### STATED GOAL
Find how many lines contain "this" and state only that number.

======== WORKING DATA

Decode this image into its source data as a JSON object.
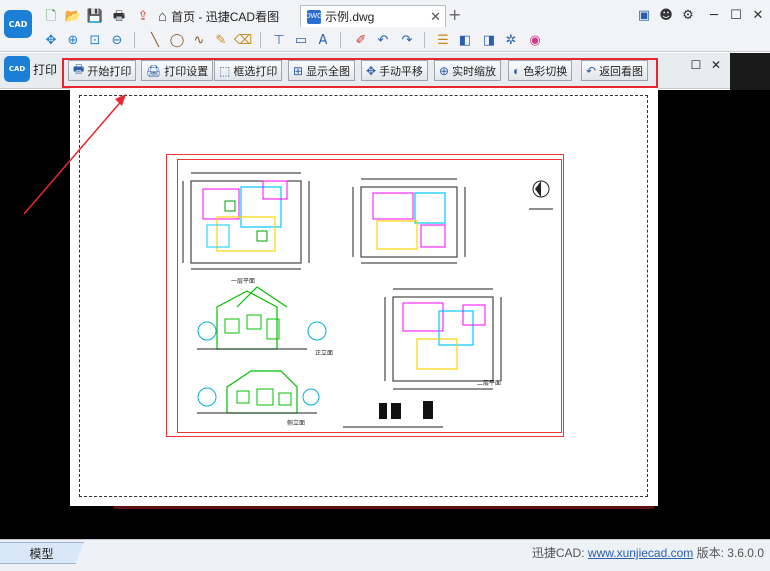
{
  "tabs": {
    "home_label": "首页 - 迅捷CAD看图",
    "file_label": "示例.dwg",
    "file_icon_text": "DWG"
  },
  "app_logo_text": "CAD",
  "print_bar": {
    "title": "打印",
    "buttons": [
      {
        "label": "开始打印",
        "icon": "printer-icon"
      },
      {
        "label": "打印设置",
        "icon": "print-settings-icon"
      },
      {
        "label": "框选打印",
        "icon": "select-frame-icon"
      },
      {
        "label": "显示全图",
        "icon": "zoom-extents-icon"
      },
      {
        "label": "手动平移",
        "icon": "pan-icon"
      },
      {
        "label": "实时缩放",
        "icon": "realtime-zoom-icon"
      },
      {
        "label": "色彩切换",
        "icon": "color-switch-icon"
      },
      {
        "label": "返回看图",
        "icon": "back-icon"
      }
    ]
  },
  "drawing_labels": {
    "plan1": "一层平面",
    "plan2": "二层平面",
    "elev1": "正立面",
    "elev2": "侧立面"
  },
  "status": {
    "model_tab": "模型",
    "brand": "迅捷CAD:",
    "url": "www.xunjiecad.com",
    "version_label": "版本: 3.6.0.0"
  },
  "colors": {
    "accent_blue": "#1c7fd6",
    "highlight_red": "#e8262e",
    "canvas_bg": "#000000"
  }
}
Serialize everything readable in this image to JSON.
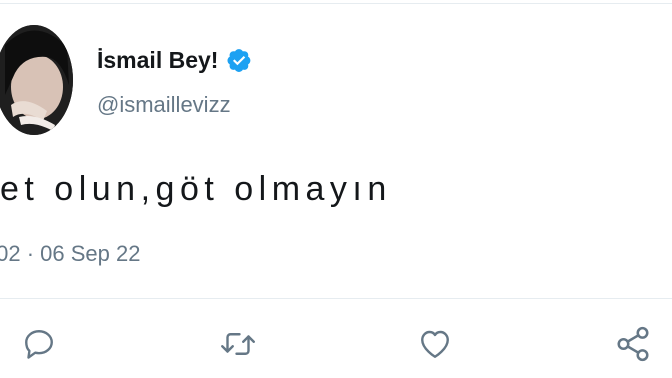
{
  "tweet": {
    "display_name": "İsmail Bey!",
    "handle": "@ismaillevizz",
    "text": "et olun,göt olmayın",
    "timestamp": ":02 · 06 Sep 22"
  },
  "icons": {
    "verified": "verified-badge-icon",
    "reply": "reply-icon",
    "retweet": "retweet-icon",
    "like": "heart-icon",
    "share": "share-icon"
  },
  "colors": {
    "verified": "#1da1f2",
    "icon": "#657786",
    "text": "#14171a",
    "secondary": "#657786"
  }
}
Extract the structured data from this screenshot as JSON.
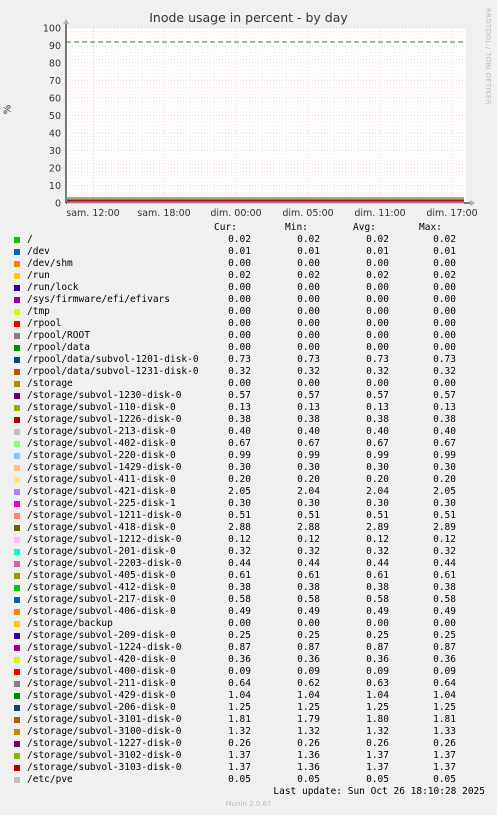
{
  "chart_data": {
    "type": "line",
    "title": "Inode usage in percent - by day",
    "ylabel": "%",
    "ylim": [
      0,
      100
    ],
    "yticks": [
      "0",
      "10",
      "20",
      "30",
      "40",
      "50",
      "60",
      "70",
      "80",
      "90",
      "100"
    ],
    "xticks": [
      "sam. 12:00",
      "sam. 18:00",
      "dim. 00:00",
      "dim. 05:00",
      "dim. 11:00",
      "dim. 17:00"
    ],
    "grid": true,
    "warning_line": 92
  },
  "side_credit": "RRDTOOL / TOBI OETIKER",
  "legend": {
    "headers": {
      "cur": "Cur:",
      "min": "Min:",
      "avg": "Avg:",
      "max": "Max:"
    },
    "rows": [
      {
        "name": "/",
        "color": "#00cc00",
        "cur": "0.02",
        "min": "0.02",
        "avg": "0.02",
        "max": "0.02"
      },
      {
        "name": "/dev",
        "color": "#0066b3",
        "cur": "0.01",
        "min": "0.01",
        "avg": "0.01",
        "max": "0.01"
      },
      {
        "name": "/dev/shm",
        "color": "#ff8000",
        "cur": "0.00",
        "min": "0.00",
        "avg": "0.00",
        "max": "0.00"
      },
      {
        "name": "/run",
        "color": "#ffcc00",
        "cur": "0.02",
        "min": "0.02",
        "avg": "0.02",
        "max": "0.02"
      },
      {
        "name": "/run/lock",
        "color": "#330099",
        "cur": "0.00",
        "min": "0.00",
        "avg": "0.00",
        "max": "0.00"
      },
      {
        "name": "/sys/firmware/efi/efivars",
        "color": "#990099",
        "cur": "0.00",
        "min": "0.00",
        "avg": "0.00",
        "max": "0.00"
      },
      {
        "name": "/tmp",
        "color": "#ccff00",
        "cur": "0.00",
        "min": "0.00",
        "avg": "0.00",
        "max": "0.00"
      },
      {
        "name": "/rpool",
        "color": "#ff0000",
        "cur": "0.00",
        "min": "0.00",
        "avg": "0.00",
        "max": "0.00"
      },
      {
        "name": "/rpool/ROOT",
        "color": "#808080",
        "cur": "0.00",
        "min": "0.00",
        "avg": "0.00",
        "max": "0.00"
      },
      {
        "name": "/rpool/data",
        "color": "#008f00",
        "cur": "0.00",
        "min": "0.00",
        "avg": "0.00",
        "max": "0.00"
      },
      {
        "name": "/rpool/data/subvol-1201-disk-0",
        "color": "#00487d",
        "cur": "0.73",
        "min": "0.73",
        "avg": "0.73",
        "max": "0.73"
      },
      {
        "name": "/rpool/data/subvol-1231-disk-0",
        "color": "#b35a00",
        "cur": "0.32",
        "min": "0.32",
        "avg": "0.32",
        "max": "0.32"
      },
      {
        "name": "/storage",
        "color": "#b38f00",
        "cur": "0.00",
        "min": "0.00",
        "avg": "0.00",
        "max": "0.00"
      },
      {
        "name": "/storage/subvol-1230-disk-0",
        "color": "#6b006b",
        "cur": "0.57",
        "min": "0.57",
        "avg": "0.57",
        "max": "0.57"
      },
      {
        "name": "/storage/subvol-110-disk-0",
        "color": "#8fb300",
        "cur": "0.13",
        "min": "0.13",
        "avg": "0.13",
        "max": "0.13"
      },
      {
        "name": "/storage/subvol-1226-disk-0",
        "color": "#b30000",
        "cur": "0.38",
        "min": "0.38",
        "avg": "0.38",
        "max": "0.38"
      },
      {
        "name": "/storage/subvol-213-disk-0",
        "color": "#bebebe",
        "cur": "0.40",
        "min": "0.40",
        "avg": "0.40",
        "max": "0.40"
      },
      {
        "name": "/storage/subvol-402-disk-0",
        "color": "#80ff80",
        "cur": "0.67",
        "min": "0.67",
        "avg": "0.67",
        "max": "0.67"
      },
      {
        "name": "/storage/subvol-220-disk-0",
        "color": "#80c9ff",
        "cur": "0.99",
        "min": "0.99",
        "avg": "0.99",
        "max": "0.99"
      },
      {
        "name": "/storage/subvol-1429-disk-0",
        "color": "#ffc080",
        "cur": "0.30",
        "min": "0.30",
        "avg": "0.30",
        "max": "0.30"
      },
      {
        "name": "/storage/subvol-411-disk-0",
        "color": "#ffe680",
        "cur": "0.20",
        "min": "0.20",
        "avg": "0.20",
        "max": "0.20"
      },
      {
        "name": "/storage/subvol-421-disk-0",
        "color": "#aa80ff",
        "cur": "2.05",
        "min": "2.04",
        "avg": "2.04",
        "max": "2.05"
      },
      {
        "name": "/storage/subvol-225-disk-1",
        "color": "#ee00cc",
        "cur": "0.30",
        "min": "0.30",
        "avg": "0.30",
        "max": "0.30"
      },
      {
        "name": "/storage/subvol-1211-disk-0",
        "color": "#ff8080",
        "cur": "0.51",
        "min": "0.51",
        "avg": "0.51",
        "max": "0.51"
      },
      {
        "name": "/storage/subvol-418-disk-0",
        "color": "#666600",
        "cur": "2.88",
        "min": "2.88",
        "avg": "2.89",
        "max": "2.89"
      },
      {
        "name": "/storage/subvol-1212-disk-0",
        "color": "#ffbfff",
        "cur": "0.12",
        "min": "0.12",
        "avg": "0.12",
        "max": "0.12"
      },
      {
        "name": "/storage/subvol-201-disk-0",
        "color": "#00ffcc",
        "cur": "0.32",
        "min": "0.32",
        "avg": "0.32",
        "max": "0.32"
      },
      {
        "name": "/storage/subvol-2203-disk-0",
        "color": "#cc6699",
        "cur": "0.44",
        "min": "0.44",
        "avg": "0.44",
        "max": "0.44"
      },
      {
        "name": "/storage/subvol-405-disk-0",
        "color": "#999900",
        "cur": "0.61",
        "min": "0.61",
        "avg": "0.61",
        "max": "0.61"
      },
      {
        "name": "/storage/subvol-412-disk-0",
        "color": "#00cc00",
        "cur": "0.38",
        "min": "0.38",
        "avg": "0.38",
        "max": "0.38"
      },
      {
        "name": "/storage/subvol-217-disk-0",
        "color": "#0066b3",
        "cur": "0.58",
        "min": "0.58",
        "avg": "0.58",
        "max": "0.58"
      },
      {
        "name": "/storage/subvol-406-disk-0",
        "color": "#ff8000",
        "cur": "0.49",
        "min": "0.49",
        "avg": "0.49",
        "max": "0.49"
      },
      {
        "name": "/storage/backup",
        "color": "#ffcc00",
        "cur": "0.00",
        "min": "0.00",
        "avg": "0.00",
        "max": "0.00"
      },
      {
        "name": "/storage/subvol-209-disk-0",
        "color": "#330099",
        "cur": "0.25",
        "min": "0.25",
        "avg": "0.25",
        "max": "0.25"
      },
      {
        "name": "/storage/subvol-1224-disk-0",
        "color": "#990099",
        "cur": "0.87",
        "min": "0.87",
        "avg": "0.87",
        "max": "0.87"
      },
      {
        "name": "/storage/subvol-420-disk-0",
        "color": "#ccff00",
        "cur": "0.36",
        "min": "0.36",
        "avg": "0.36",
        "max": "0.36"
      },
      {
        "name": "/storage/subvol-400-disk-0",
        "color": "#ff0000",
        "cur": "0.09",
        "min": "0.09",
        "avg": "0.09",
        "max": "0.09"
      },
      {
        "name": "/storage/subvol-211-disk-0",
        "color": "#808080",
        "cur": "0.64",
        "min": "0.62",
        "avg": "0.63",
        "max": "0.64"
      },
      {
        "name": "/storage/subvol-429-disk-0",
        "color": "#008f00",
        "cur": "1.04",
        "min": "1.04",
        "avg": "1.04",
        "max": "1.04"
      },
      {
        "name": "/storage/subvol-206-disk-0",
        "color": "#00487d",
        "cur": "1.25",
        "min": "1.25",
        "avg": "1.25",
        "max": "1.25"
      },
      {
        "name": "/storage/subvol-3101-disk-0",
        "color": "#b35a00",
        "cur": "1.81",
        "min": "1.79",
        "avg": "1.80",
        "max": "1.81"
      },
      {
        "name": "/storage/subvol-3100-disk-0",
        "color": "#b38f00",
        "cur": "1.32",
        "min": "1.32",
        "avg": "1.32",
        "max": "1.33"
      },
      {
        "name": "/storage/subvol-1227-disk-0",
        "color": "#6b006b",
        "cur": "0.26",
        "min": "0.26",
        "avg": "0.26",
        "max": "0.26"
      },
      {
        "name": "/storage/subvol-3102-disk-0",
        "color": "#8fb300",
        "cur": "1.37",
        "min": "1.36",
        "avg": "1.37",
        "max": "1.37"
      },
      {
        "name": "/storage/subvol-3103-disk-0",
        "color": "#b30000",
        "cur": "1.37",
        "min": "1.36",
        "avg": "1.37",
        "max": "1.37"
      },
      {
        "name": "/etc/pve",
        "color": "#bebebe",
        "cur": "0.05",
        "min": "0.05",
        "avg": "0.05",
        "max": "0.05"
      }
    ]
  },
  "footer": {
    "last_update": "Last update: Sun Oct 26 18:10:28 2025",
    "munin": "Munin 2.0.67"
  }
}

================

### COMPLETE ANSWER
3